◆ **Task brief**
Reproduce the data below verbatim, line for line, omitting the pictures.

◆ **Records provided**
⟨
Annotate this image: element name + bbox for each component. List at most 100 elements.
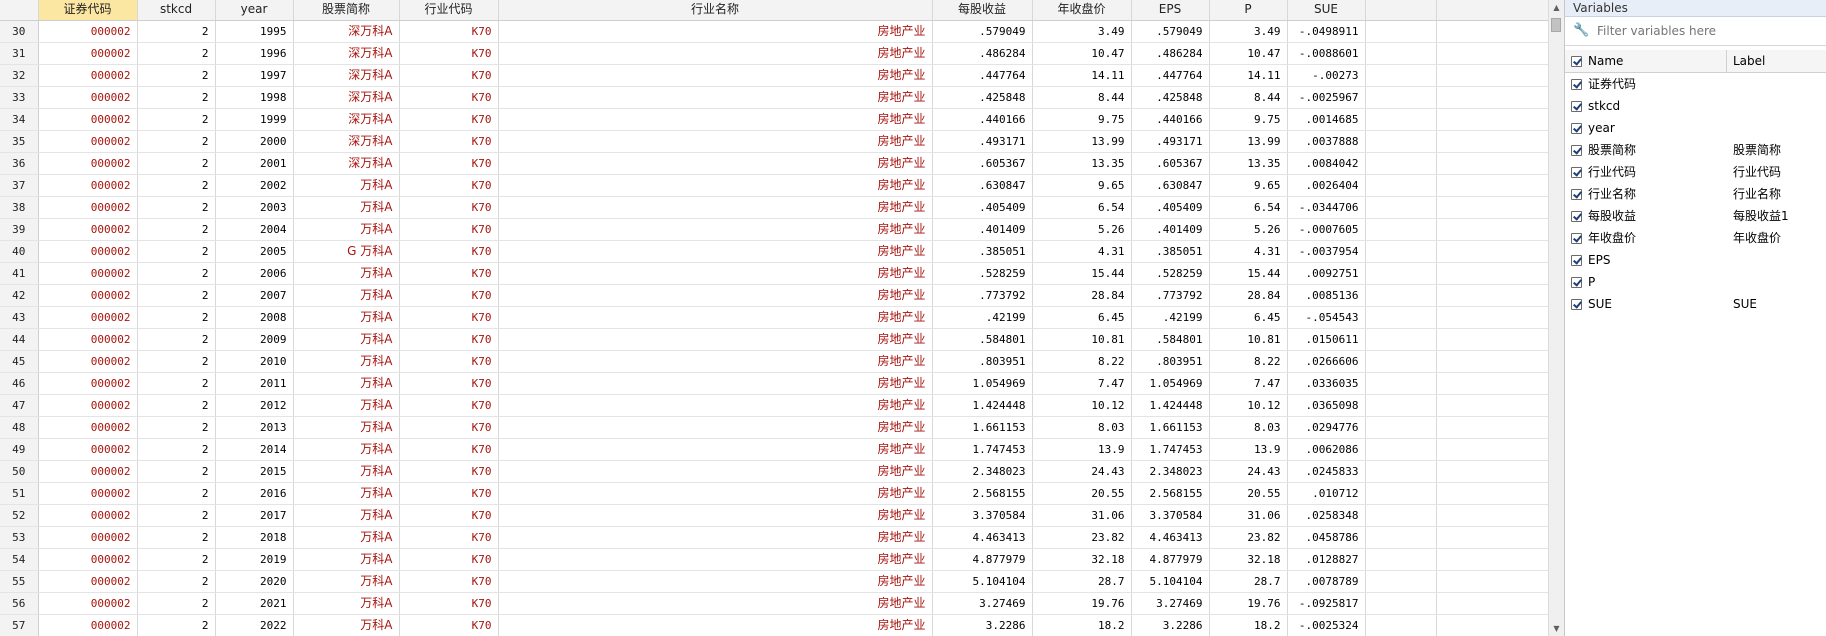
table-cell[interactable]: 4.463413 — [1131, 526, 1210, 549]
table-cell[interactable]: 2004 — [215, 218, 294, 241]
table-cell[interactable]: 000002 — [38, 86, 138, 109]
table-cell[interactable]: -.0925817 — [1287, 592, 1366, 615]
variable-visible-checkbox[interactable] — [1571, 122, 1582, 134]
table-cell[interactable]: K70 — [399, 460, 499, 483]
table-cell[interactable]: 000002 — [38, 174, 138, 197]
table-cell[interactable]: 万科A — [293, 284, 400, 307]
table-cell[interactable]: 10.81 — [1032, 328, 1132, 351]
table-cell[interactable]: 房地产业 — [498, 614, 933, 636]
table-cell[interactable]: 000002 — [38, 64, 138, 87]
variable-row[interactable]: EPS — [1565, 249, 1826, 271]
variable-row[interactable]: 行业名称 行业名称 — [1565, 183, 1826, 205]
table-cell[interactable]: 18.2 — [1032, 614, 1132, 636]
table-cell[interactable]: 000002 — [38, 262, 138, 285]
table-cell[interactable]: 2008 — [215, 306, 294, 329]
table-cell[interactable]: 28.84 — [1032, 284, 1132, 307]
table-cell[interactable]: .0014685 — [1287, 108, 1366, 131]
table-cell[interactable]: 18.2 — [1209, 614, 1288, 636]
table-cell[interactable]: 1998 — [215, 86, 294, 109]
variable-visible-checkbox[interactable] — [1571, 210, 1582, 222]
table-cell[interactable]: 深万科A — [293, 152, 400, 175]
row-number-header[interactable] — [0, 0, 39, 21]
table-cell[interactable]: 万科A — [293, 592, 400, 615]
table-cell[interactable]: 1.054969 — [1131, 372, 1210, 395]
table-cell[interactable]: 24.43 — [1032, 460, 1132, 483]
table-cell[interactable]: -.0025967 — [1287, 86, 1366, 109]
table-cell[interactable]: 2 — [137, 86, 216, 109]
table-cell[interactable]: 4.31 — [1209, 240, 1288, 263]
table-cell[interactable]: K70 — [399, 614, 499, 636]
table-cell[interactable]: 1.661153 — [932, 416, 1033, 439]
table-cell[interactable]: 2 — [137, 372, 216, 395]
table-cell[interactable]: 23.82 — [1209, 526, 1288, 549]
variable-visible-checkbox[interactable] — [1571, 100, 1582, 112]
table-cell[interactable]: .486284 — [1131, 42, 1210, 65]
column-header[interactable]: 证券代码 — [38, 0, 138, 21]
table-cell[interactable]: 19.76 — [1032, 592, 1132, 615]
table-cell[interactable]: .0078789 — [1287, 570, 1366, 593]
table-cell[interactable]: K70 — [399, 570, 499, 593]
table-cell[interactable]: K70 — [399, 328, 499, 351]
table-cell[interactable]: 2.348023 — [932, 460, 1033, 483]
table-cell[interactable]: 2 — [137, 42, 216, 65]
table-cell[interactable]: 000002 — [38, 42, 138, 65]
table-cell[interactable]: 房地产业 — [498, 548, 933, 571]
column-header[interactable]: 年收盘价 — [1032, 0, 1132, 21]
table-cell[interactable]: 2019 — [215, 548, 294, 571]
row-number[interactable]: 32 — [0, 64, 39, 87]
table-cell[interactable]: 2009 — [215, 328, 294, 351]
table-cell[interactable]: 1.424448 — [932, 394, 1033, 417]
variable-row[interactable]: P — [1565, 271, 1826, 293]
table-cell[interactable]: 房地产业 — [498, 570, 933, 593]
table-cell[interactable]: 000002 — [38, 240, 138, 263]
row-number[interactable]: 39 — [0, 218, 39, 241]
table-cell[interactable]: 000002 — [38, 482, 138, 505]
table-cell[interactable]: .447764 — [932, 64, 1033, 87]
table-cell[interactable]: 2 — [137, 438, 216, 461]
table-cell[interactable]: K70 — [399, 20, 499, 43]
table-cell[interactable]: 房地产业 — [498, 42, 933, 65]
table-cell[interactable]: 2 — [137, 394, 216, 417]
table-cell[interactable]: K70 — [399, 262, 499, 285]
table-cell[interactable]: .0085136 — [1287, 284, 1366, 307]
table-cell[interactable]: -.0088601 — [1287, 42, 1366, 65]
table-cell[interactable]: .803951 — [932, 350, 1033, 373]
table-cell[interactable]: .630847 — [932, 174, 1033, 197]
table-cell[interactable]: 3.27469 — [1131, 592, 1210, 615]
table-cell[interactable]: 房地产业 — [498, 174, 933, 197]
table-cell[interactable]: K70 — [399, 438, 499, 461]
table-cell[interactable]: 13.35 — [1209, 152, 1288, 175]
row-number[interactable]: 47 — [0, 394, 39, 417]
row-number[interactable]: 49 — [0, 438, 39, 461]
table-cell[interactable]: K70 — [399, 372, 499, 395]
table-cell[interactable]: 000002 — [38, 108, 138, 131]
table-cell[interactable]: 2011 — [215, 372, 294, 395]
row-number[interactable]: 44 — [0, 328, 39, 351]
row-number[interactable]: 33 — [0, 86, 39, 109]
table-cell[interactable]: .0150611 — [1287, 328, 1366, 351]
table-cell[interactable]: 2017 — [215, 504, 294, 527]
table-cell[interactable]: 万科A — [293, 548, 400, 571]
table-cell[interactable]: 8.22 — [1032, 350, 1132, 373]
name-column-header[interactable]: Name — [1565, 50, 1727, 72]
table-cell[interactable]: 深万科A — [293, 42, 400, 65]
table-cell[interactable]: 万科A — [293, 196, 400, 219]
table-cell[interactable]: 9.65 — [1209, 174, 1288, 197]
label-column-header[interactable]: Label — [1727, 50, 1765, 72]
variable-row[interactable]: 行业代码 行业代码 — [1565, 161, 1826, 183]
table-cell[interactable]: K70 — [399, 350, 499, 373]
table-cell[interactable]: 3.49 — [1209, 20, 1288, 43]
table-cell[interactable]: 000002 — [38, 196, 138, 219]
table-cell[interactable]: 19.76 — [1209, 592, 1288, 615]
table-cell[interactable]: 2 — [137, 152, 216, 175]
table-cell[interactable]: 2 — [137, 284, 216, 307]
variable-row[interactable]: year — [1565, 117, 1826, 139]
table-cell[interactable]: 13.9 — [1209, 438, 1288, 461]
table-cell[interactable]: 房地产业 — [498, 592, 933, 615]
table-cell[interactable]: 13.9 — [1032, 438, 1132, 461]
table-cell[interactable]: K70 — [399, 394, 499, 417]
table-cell[interactable]: 000002 — [38, 284, 138, 307]
table-cell[interactable]: .773792 — [1131, 284, 1210, 307]
table-cell[interactable]: 15.44 — [1209, 262, 1288, 285]
table-cell[interactable]: 2 — [137, 416, 216, 439]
⟩
◆ **Complete response**
Annotate this image: element name + bbox for each component. List at most 100 elements.
table-cell[interactable]: 4.463413 — [1131, 526, 1210, 549]
table-cell[interactable]: 2004 — [215, 218, 294, 241]
table-cell[interactable]: 000002 — [38, 86, 138, 109]
table-cell[interactable]: -.0925817 — [1287, 592, 1366, 615]
variable-visible-checkbox[interactable] — [1571, 122, 1582, 134]
table-cell[interactable]: K70 — [399, 460, 499, 483]
table-cell[interactable]: 000002 — [38, 174, 138, 197]
table-cell[interactable]: 万科A — [293, 284, 400, 307]
table-cell[interactable]: 10.81 — [1032, 328, 1132, 351]
table-cell[interactable]: 房地产业 — [498, 614, 933, 636]
table-cell[interactable]: 000002 — [38, 64, 138, 87]
variable-row[interactable]: EPS — [1565, 249, 1826, 271]
variable-row[interactable]: 行业名称 行业名称 — [1565, 183, 1826, 205]
table-cell[interactable]: 18.2 — [1032, 614, 1132, 636]
table-cell[interactable]: 000002 — [38, 262, 138, 285]
table-cell[interactable]: 2008 — [215, 306, 294, 329]
table-cell[interactable]: 28.84 — [1032, 284, 1132, 307]
table-cell[interactable]: .0014685 — [1287, 108, 1366, 131]
table-cell[interactable]: 18.2 — [1209, 614, 1288, 636]
table-cell[interactable]: 1998 — [215, 86, 294, 109]
variable-visible-checkbox[interactable] — [1571, 210, 1582, 222]
table-cell[interactable]: 深万科A — [293, 152, 400, 175]
row-number-header[interactable] — [0, 0, 39, 21]
table-cell[interactable]: 万科A — [293, 592, 400, 615]
table-cell[interactable]: 1.054969 — [1131, 372, 1210, 395]
table-cell[interactable]: 24.43 — [1032, 460, 1132, 483]
table-cell[interactable]: -.0025967 — [1287, 86, 1366, 109]
table-cell[interactable]: 2 — [137, 86, 216, 109]
table-cell[interactable]: 4.31 — [1209, 240, 1288, 263]
table-cell[interactable]: K70 — [399, 614, 499, 636]
table-cell[interactable]: 1.661153 — [932, 416, 1033, 439]
table-cell[interactable]: 2 — [137, 372, 216, 395]
table-cell[interactable]: 23.82 — [1209, 526, 1288, 549]
variable-visible-checkbox[interactable] — [1571, 100, 1582, 112]
table-cell[interactable]: .486284 — [1131, 42, 1210, 65]
column-header[interactable]: 证券代码 — [38, 0, 138, 21]
table-cell[interactable]: 19.76 — [1032, 592, 1132, 615]
table-cell[interactable]: .0078789 — [1287, 570, 1366, 593]
table-cell[interactable]: K70 — [399, 570, 499, 593]
table-cell[interactable]: K70 — [399, 328, 499, 351]
table-cell[interactable]: 2.348023 — [932, 460, 1033, 483]
table-cell[interactable]: 2 — [137, 42, 216, 65]
table-cell[interactable]: 000002 — [38, 42, 138, 65]
table-cell[interactable]: 房地产业 — [498, 548, 933, 571]
column-header[interactable]: 年收盘价 — [1032, 0, 1132, 21]
table-cell[interactable]: 2019 — [215, 548, 294, 571]
row-number[interactable]: 32 — [0, 64, 39, 87]
table-cell[interactable]: 2009 — [215, 328, 294, 351]
table-cell[interactable]: 1.424448 — [932, 394, 1033, 417]
variable-row[interactable]: P — [1565, 271, 1826, 293]
table-cell[interactable]: 房地产业 — [498, 570, 933, 593]
table-cell[interactable]: 000002 — [38, 240, 138, 263]
row-number[interactable]: 39 — [0, 218, 39, 241]
table-cell[interactable]: 000002 — [38, 482, 138, 505]
table-cell[interactable]: .447764 — [932, 64, 1033, 87]
table-cell[interactable]: 2 — [137, 438, 216, 461]
table-cell[interactable]: K70 — [399, 20, 499, 43]
table-cell[interactable]: 房地产业 — [498, 42, 933, 65]
table-cell[interactable]: 2 — [137, 394, 216, 417]
table-cell[interactable]: K70 — [399, 262, 499, 285]
table-cell[interactable]: .0085136 — [1287, 284, 1366, 307]
table-cell[interactable]: -.0088601 — [1287, 42, 1366, 65]
table-cell[interactable]: .803951 — [932, 350, 1033, 373]
table-cell[interactable]: .630847 — [932, 174, 1033, 197]
table-cell[interactable]: 3.27469 — [1131, 592, 1210, 615]
table-cell[interactable]: 房地产业 — [498, 174, 933, 197]
table-cell[interactable]: K70 — [399, 438, 499, 461]
table-cell[interactable]: 13.35 — [1209, 152, 1288, 175]
row-number[interactable]: 47 — [0, 394, 39, 417]
row-number[interactable]: 49 — [0, 438, 39, 461]
table-cell[interactable]: K70 — [399, 372, 499, 395]
table-cell[interactable]: 000002 — [38, 108, 138, 131]
table-cell[interactable]: 2011 — [215, 372, 294, 395]
row-number[interactable]: 44 — [0, 328, 39, 351]
row-number[interactable]: 33 — [0, 86, 39, 109]
table-cell[interactable]: .0150611 — [1287, 328, 1366, 351]
table-cell[interactable]: 2017 — [215, 504, 294, 527]
table-cell[interactable]: 万科A — [293, 548, 400, 571]
table-cell[interactable]: 8.22 — [1032, 350, 1132, 373]
name-column-header[interactable]: Name — [1565, 50, 1727, 72]
table-cell[interactable]: 深万科A — [293, 42, 400, 65]
table-cell[interactable]: 万科A — [293, 196, 400, 219]
table-cell[interactable]: 9.65 — [1209, 174, 1288, 197]
label-column-header[interactable]: Label — [1727, 50, 1765, 72]
variable-row[interactable]: 行业代码 行业代码 — [1565, 161, 1826, 183]
table-cell[interactable]: K70 — [399, 350, 499, 373]
table-cell[interactable]: 3.49 — [1209, 20, 1288, 43]
table-cell[interactable]: 000002 — [38, 196, 138, 219]
table-cell[interactable]: 19.76 — [1209, 592, 1288, 615]
table-cell[interactable]: 2 — [137, 152, 216, 175]
table-cell[interactable]: 2 — [137, 284, 216, 307]
variable-row[interactable]: year — [1565, 117, 1826, 139]
table-cell[interactable]: 13.9 — [1209, 438, 1288, 461]
table-cell[interactable]: 房地产业 — [498, 592, 933, 615]
table-cell[interactable]: 13.9 — [1032, 438, 1132, 461]
table-cell[interactable]: K70 — [399, 394, 499, 417]
table-cell[interactable]: 000002 — [38, 284, 138, 307]
table-cell[interactable]: .773792 — [1131, 284, 1210, 307]
table-cell[interactable]: 15.44 — [1209, 262, 1288, 285]
table-cell[interactable]: 2 — [137, 416, 216, 439]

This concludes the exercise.